Stated goal: Extract each line where the string "resource" shows up.

[Figure record extracts]
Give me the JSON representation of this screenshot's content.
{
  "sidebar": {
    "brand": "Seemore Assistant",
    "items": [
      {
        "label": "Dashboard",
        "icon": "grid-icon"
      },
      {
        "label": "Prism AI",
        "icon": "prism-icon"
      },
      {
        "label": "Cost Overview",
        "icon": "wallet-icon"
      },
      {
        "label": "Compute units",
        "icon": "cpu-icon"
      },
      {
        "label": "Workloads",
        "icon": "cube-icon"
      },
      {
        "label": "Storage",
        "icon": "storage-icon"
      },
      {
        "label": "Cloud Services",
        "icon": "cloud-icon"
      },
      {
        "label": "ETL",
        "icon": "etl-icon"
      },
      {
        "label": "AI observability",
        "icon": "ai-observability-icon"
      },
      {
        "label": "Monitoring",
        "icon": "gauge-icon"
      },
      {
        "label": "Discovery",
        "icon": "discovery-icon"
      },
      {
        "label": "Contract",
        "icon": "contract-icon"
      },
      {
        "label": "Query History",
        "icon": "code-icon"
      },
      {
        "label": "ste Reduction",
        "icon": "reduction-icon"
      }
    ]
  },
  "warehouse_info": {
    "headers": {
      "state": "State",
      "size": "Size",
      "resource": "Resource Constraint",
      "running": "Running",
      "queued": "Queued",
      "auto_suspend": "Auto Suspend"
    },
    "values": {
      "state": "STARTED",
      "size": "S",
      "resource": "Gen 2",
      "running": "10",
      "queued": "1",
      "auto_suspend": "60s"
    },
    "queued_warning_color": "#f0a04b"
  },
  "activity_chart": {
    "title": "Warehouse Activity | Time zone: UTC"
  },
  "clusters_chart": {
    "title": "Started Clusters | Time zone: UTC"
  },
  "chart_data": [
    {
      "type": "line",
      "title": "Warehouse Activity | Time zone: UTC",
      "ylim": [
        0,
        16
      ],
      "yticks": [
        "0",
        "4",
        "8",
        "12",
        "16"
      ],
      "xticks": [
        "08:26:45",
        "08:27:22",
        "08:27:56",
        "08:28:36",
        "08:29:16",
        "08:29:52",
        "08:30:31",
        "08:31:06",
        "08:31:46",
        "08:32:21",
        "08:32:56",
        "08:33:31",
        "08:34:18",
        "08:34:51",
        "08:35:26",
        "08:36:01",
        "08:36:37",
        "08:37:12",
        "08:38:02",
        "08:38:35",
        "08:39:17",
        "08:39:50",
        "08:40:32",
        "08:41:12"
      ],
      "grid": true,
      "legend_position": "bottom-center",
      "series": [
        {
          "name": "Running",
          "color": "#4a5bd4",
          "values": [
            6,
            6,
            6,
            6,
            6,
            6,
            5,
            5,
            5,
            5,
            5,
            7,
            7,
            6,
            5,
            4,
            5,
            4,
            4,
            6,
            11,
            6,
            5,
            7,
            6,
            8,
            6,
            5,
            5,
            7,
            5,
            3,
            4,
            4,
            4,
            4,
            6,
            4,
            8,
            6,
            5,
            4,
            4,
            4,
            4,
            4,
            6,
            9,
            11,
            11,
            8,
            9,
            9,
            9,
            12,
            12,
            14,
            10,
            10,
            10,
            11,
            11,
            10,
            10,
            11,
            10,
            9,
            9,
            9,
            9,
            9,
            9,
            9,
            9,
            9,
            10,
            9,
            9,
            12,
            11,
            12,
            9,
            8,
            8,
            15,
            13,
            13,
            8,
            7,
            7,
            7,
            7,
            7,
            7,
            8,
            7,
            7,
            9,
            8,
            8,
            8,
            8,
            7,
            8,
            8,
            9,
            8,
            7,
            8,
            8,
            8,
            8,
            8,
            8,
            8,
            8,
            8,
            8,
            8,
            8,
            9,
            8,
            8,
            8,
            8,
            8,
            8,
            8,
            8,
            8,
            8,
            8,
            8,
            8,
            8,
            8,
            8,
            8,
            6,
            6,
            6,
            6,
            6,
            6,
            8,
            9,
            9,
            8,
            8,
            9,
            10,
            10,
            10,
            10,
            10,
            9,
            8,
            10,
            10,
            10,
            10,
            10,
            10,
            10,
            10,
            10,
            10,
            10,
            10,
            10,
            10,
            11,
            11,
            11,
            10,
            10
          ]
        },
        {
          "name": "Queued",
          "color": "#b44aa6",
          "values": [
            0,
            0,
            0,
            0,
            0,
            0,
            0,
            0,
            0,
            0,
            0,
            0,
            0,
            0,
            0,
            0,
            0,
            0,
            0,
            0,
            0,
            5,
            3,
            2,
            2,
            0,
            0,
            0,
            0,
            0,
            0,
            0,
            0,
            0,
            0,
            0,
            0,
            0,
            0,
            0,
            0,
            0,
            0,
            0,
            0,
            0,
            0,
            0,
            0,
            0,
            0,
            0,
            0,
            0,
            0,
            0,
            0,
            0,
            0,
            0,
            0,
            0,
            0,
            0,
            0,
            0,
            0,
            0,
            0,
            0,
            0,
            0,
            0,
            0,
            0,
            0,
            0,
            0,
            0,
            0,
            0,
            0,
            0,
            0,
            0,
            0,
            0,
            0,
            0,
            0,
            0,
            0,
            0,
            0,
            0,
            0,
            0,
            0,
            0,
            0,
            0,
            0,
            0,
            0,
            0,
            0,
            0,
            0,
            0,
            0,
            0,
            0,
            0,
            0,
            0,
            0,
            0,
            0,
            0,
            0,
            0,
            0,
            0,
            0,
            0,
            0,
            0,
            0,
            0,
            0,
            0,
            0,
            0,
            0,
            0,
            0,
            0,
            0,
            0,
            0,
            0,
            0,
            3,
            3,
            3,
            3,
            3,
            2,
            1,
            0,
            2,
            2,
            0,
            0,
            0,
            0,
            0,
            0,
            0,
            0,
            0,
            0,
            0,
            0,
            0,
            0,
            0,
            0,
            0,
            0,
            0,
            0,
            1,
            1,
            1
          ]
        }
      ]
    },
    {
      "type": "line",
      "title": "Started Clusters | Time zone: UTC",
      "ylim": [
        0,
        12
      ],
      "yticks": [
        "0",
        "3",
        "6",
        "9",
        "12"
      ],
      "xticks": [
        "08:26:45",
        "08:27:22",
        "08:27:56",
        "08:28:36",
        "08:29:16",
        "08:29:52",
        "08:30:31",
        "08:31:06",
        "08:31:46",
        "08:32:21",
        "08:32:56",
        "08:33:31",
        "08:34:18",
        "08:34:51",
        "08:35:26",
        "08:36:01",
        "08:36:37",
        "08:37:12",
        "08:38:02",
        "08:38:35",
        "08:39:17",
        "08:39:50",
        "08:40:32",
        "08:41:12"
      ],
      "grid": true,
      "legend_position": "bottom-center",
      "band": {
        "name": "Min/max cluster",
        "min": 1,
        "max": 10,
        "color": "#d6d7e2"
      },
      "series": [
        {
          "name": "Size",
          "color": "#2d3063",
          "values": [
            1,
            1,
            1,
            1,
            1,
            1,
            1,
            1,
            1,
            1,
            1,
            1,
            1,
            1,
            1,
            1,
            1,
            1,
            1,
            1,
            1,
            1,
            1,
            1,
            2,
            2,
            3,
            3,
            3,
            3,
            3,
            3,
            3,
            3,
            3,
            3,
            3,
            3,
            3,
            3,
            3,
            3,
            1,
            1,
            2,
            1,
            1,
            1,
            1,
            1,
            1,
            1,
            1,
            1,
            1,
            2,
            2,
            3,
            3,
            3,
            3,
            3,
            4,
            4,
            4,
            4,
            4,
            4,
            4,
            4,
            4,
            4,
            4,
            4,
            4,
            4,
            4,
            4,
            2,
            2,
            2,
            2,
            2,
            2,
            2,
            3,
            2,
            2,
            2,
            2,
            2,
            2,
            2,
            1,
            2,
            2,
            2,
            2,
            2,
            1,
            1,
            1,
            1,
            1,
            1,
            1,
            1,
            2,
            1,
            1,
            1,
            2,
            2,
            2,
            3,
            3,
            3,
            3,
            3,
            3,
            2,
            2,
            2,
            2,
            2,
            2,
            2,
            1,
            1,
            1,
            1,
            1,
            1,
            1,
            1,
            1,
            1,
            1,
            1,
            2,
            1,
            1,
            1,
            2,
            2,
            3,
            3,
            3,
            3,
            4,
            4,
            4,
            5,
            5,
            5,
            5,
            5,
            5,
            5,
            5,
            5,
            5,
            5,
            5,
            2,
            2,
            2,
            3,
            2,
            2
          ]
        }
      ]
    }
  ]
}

Result:
      "resource": "Resource Constraint",
      "resource": "Gen 2",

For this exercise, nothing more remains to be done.